Selected text ->
-- Start --

It feels odd to hear myself referred to as the leader of the free world. I told Barbara, somebody in Sydney said I was the leader of the free world. She says, ``Hurry up and get out of the bathroom; we're late. Run.'' [Laughter]
I won't try to put you in what we call double jeopardy. You heard me over there, here next door in this beautiful building. And I'm also reminded of two sayings. One in our Congress is, ``The speech you don't give is the one that helps you get reelected.'' [Laughter] And I'm about to be running, I think, for President. And secondly, I love the one about the kid that went to church with his grandfather, and he said, ``Granddad, what are all the flags along the side of the church for?'' The grandfather said, ``Well, that, son, is for those who died in service.'' And the kid said, ``Oh, really? The 9 o'clock or the 11 o'clock service?'' [Laughter] And I'm reminded that I went on for about 25 minutes today, so you don't need another full load.
I was reminded of something, though, today perhaps of some significance, international significance, that it is likely that I will be the last President of the United States who served in the World War II. And I heard very generous assessments by the Prime Minister and by the leader of the opposition about my service. And yes, I was shot down off the shores of Chichi-Jima. And I had only wished that I had met Dawn Fraser before because I tried to set the record for swimming away from the island. And if I'd known her I might have done a better job of it -- [laughter] -- and not been so scared.

-- End --

Record excerpts ->
-- Start --

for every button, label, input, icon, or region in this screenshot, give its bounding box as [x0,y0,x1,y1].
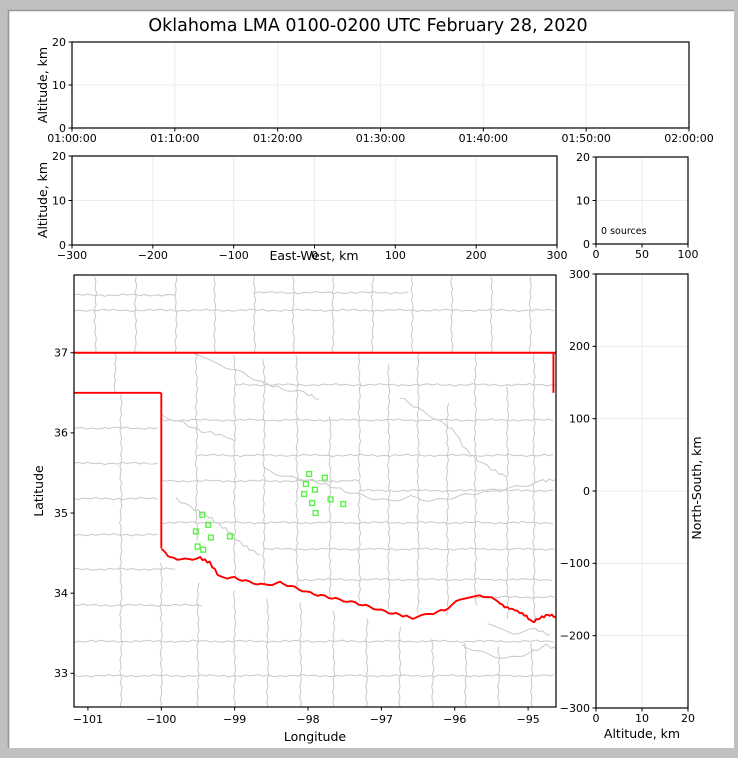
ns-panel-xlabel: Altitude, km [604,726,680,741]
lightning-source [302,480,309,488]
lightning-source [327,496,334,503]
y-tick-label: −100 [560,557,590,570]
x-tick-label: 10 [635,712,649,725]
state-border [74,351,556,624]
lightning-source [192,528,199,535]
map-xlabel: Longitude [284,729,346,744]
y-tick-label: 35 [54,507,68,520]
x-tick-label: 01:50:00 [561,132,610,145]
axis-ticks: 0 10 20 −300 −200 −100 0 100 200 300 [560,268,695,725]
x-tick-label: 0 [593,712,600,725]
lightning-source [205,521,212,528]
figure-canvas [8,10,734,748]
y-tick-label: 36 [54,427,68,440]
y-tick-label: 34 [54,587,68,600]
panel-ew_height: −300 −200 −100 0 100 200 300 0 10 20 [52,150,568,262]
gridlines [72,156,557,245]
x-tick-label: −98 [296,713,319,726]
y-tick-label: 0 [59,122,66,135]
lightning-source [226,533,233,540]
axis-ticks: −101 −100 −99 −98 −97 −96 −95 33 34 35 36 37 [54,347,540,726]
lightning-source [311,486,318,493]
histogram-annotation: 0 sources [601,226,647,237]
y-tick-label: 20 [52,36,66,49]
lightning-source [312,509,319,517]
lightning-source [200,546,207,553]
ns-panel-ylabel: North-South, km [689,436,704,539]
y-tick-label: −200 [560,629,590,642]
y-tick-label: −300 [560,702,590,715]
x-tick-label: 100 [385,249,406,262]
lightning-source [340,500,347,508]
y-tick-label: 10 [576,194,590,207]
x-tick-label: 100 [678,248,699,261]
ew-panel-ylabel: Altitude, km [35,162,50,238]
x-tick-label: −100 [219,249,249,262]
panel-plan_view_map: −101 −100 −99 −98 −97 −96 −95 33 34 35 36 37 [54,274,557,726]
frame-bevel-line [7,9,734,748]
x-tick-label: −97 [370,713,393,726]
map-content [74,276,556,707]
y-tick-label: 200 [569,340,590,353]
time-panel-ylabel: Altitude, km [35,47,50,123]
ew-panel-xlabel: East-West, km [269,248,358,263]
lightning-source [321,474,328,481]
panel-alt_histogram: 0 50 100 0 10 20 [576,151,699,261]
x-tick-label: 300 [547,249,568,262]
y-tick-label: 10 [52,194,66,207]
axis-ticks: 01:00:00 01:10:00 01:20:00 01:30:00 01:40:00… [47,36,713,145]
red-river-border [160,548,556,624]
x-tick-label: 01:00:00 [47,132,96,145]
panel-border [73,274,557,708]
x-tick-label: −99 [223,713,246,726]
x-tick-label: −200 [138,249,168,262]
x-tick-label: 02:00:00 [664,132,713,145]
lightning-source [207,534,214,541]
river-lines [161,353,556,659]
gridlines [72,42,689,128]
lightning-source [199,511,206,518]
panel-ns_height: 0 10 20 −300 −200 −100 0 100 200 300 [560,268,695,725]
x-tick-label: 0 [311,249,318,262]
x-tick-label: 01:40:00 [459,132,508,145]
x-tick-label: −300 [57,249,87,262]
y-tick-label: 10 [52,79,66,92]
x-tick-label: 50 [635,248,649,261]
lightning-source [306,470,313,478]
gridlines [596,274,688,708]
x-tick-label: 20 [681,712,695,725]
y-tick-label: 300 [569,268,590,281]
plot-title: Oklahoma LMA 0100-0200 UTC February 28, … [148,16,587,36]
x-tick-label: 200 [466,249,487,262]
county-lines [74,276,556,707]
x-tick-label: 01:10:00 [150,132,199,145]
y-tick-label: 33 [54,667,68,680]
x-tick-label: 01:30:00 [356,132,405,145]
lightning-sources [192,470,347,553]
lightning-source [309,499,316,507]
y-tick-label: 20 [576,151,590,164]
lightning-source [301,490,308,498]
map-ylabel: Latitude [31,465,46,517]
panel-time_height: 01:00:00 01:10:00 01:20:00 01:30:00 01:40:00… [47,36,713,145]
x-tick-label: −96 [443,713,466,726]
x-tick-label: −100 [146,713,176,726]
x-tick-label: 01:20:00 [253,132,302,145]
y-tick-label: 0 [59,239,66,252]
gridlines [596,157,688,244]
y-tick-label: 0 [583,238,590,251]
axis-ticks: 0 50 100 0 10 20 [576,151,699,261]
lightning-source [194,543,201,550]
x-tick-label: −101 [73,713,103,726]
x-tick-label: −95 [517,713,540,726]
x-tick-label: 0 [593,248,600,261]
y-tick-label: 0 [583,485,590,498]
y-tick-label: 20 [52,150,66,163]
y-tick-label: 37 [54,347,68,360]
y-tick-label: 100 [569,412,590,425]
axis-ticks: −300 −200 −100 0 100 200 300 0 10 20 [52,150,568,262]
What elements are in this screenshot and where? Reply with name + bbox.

-- End --
-- Start --

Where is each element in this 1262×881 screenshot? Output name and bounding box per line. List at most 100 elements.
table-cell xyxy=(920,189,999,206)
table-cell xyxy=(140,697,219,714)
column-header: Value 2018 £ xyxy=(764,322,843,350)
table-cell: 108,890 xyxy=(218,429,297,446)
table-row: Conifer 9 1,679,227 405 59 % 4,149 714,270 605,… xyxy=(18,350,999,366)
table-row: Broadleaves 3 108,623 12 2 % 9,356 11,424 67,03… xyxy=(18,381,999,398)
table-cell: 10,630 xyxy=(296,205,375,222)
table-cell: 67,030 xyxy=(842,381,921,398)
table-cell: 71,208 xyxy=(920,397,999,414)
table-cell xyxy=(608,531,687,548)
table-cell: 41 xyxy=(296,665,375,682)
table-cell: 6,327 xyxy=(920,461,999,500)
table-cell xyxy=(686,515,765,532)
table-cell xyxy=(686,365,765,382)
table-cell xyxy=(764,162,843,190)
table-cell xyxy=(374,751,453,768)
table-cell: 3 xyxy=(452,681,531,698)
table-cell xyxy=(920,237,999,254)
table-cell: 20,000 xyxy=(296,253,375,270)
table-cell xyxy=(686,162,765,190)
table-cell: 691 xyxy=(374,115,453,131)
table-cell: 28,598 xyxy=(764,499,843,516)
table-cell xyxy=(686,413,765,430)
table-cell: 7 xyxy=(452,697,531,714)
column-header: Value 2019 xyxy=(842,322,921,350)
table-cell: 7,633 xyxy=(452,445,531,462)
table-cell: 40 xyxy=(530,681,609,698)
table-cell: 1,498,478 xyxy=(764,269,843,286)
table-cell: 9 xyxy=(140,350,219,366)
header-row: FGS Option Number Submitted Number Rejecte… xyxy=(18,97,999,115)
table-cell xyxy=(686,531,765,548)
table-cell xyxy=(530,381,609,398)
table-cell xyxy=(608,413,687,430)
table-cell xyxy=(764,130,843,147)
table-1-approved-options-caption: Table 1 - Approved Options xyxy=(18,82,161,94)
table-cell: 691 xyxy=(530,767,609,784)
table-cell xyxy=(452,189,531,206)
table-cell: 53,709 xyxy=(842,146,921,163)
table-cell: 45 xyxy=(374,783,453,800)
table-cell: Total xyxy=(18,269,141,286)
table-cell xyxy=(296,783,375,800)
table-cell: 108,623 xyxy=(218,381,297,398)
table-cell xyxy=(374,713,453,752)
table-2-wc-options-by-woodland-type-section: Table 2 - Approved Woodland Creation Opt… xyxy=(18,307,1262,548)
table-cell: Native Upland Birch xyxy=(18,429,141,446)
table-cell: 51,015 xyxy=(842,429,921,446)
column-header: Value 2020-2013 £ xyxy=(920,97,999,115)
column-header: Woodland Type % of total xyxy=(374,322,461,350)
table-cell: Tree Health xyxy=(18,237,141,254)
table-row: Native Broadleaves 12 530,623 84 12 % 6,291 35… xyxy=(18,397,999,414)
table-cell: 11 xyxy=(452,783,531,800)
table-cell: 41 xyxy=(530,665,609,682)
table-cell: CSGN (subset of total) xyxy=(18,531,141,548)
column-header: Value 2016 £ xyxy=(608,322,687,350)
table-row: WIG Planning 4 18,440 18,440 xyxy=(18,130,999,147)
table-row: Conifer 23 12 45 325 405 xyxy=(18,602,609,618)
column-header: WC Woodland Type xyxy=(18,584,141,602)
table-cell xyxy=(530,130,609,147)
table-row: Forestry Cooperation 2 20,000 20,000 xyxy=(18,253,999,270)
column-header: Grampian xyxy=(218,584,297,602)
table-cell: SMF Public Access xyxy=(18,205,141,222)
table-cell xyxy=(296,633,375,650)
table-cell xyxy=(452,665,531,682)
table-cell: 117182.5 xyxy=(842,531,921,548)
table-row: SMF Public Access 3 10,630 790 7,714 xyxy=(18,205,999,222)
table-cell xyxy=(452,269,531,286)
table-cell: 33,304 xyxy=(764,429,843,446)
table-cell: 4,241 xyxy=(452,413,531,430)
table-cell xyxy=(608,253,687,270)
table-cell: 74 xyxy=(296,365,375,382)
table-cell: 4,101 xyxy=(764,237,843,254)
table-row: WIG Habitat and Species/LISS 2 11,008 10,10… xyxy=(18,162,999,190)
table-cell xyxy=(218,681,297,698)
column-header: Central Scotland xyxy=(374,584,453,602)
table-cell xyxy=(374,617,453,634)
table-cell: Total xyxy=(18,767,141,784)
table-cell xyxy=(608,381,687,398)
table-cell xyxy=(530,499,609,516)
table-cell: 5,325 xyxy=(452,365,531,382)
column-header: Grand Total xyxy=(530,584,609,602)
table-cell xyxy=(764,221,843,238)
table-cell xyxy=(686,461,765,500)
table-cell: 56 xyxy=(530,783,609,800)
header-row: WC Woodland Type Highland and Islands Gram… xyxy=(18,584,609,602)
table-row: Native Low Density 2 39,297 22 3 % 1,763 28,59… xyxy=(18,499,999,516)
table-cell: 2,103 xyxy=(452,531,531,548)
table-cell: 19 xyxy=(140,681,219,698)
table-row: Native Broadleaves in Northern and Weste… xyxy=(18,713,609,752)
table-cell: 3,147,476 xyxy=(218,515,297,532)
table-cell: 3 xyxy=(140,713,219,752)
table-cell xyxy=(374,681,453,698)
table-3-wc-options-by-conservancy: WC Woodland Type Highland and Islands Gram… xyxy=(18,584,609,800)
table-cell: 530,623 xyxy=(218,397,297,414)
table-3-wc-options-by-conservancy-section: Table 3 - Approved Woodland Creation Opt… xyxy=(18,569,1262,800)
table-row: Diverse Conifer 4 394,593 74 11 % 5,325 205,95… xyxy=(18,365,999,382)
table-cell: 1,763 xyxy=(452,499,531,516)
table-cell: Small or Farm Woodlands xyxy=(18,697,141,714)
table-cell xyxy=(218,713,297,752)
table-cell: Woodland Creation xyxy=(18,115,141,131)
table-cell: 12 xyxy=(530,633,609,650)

-- End --

To do ->
1. In one to three sentences, explain why the speaker says he won't give this audience a long talk in the speech.
2. According to the speech, where was the speaker shot down?
3. Write a continuation of the speech, picking up after its last sentence.
The records have no connection to the speech.

Exercise results ->
1. He had already spoken to many of them earlier in the building next door, and he didn't want to put them through that again. He had gone on for about 25 minutes that day, so they didn't need another full load.

2. Off the shores of Chichi-Jima.

3.
But anyway, why, I think of the Coral Sea experience and what it means to the United States and, of course, what it means to Australia. And I think back to my own little history: I was 17, about to reach my 18th birthday a month later, when the Battle of the Coral Sea took place. And I think those of us in that vintage, and there are not many in the room I'm pleased to say, but those of us in that vintage will always remember that and therefore will always have this very special feeling about Australia.
But one of the things that interests me on this visit is hearing some educators talking about the need to be sure that the younger generations remember this, not necessarily the smoke and the gunfire and all of that, but the significance of these two great countries standing together. And this visit for us has simply reminded me, and then I think through me as President, the American people, of the importance of this relationship. It is clear. It is unambiguous. There is great friendship.
And yes, we have some differences. And we faced up to them. They thrust me into the arena with three of the biggest farmers I've ever seen in my life. [Laughter] I won't single them out, but when I shook hands with one I made the mistake of giving him that kind of political embrace when you put your hand on his arm; it's all muscle, sheer iron. And I said, ``I'd better listen to what this guy has to say.'' [Laughter]
And so, it's been a good, frank visit. We haven't held back. We discussed our differences. But I think they have been overwhelmed by the common interests that the United States and Australia have.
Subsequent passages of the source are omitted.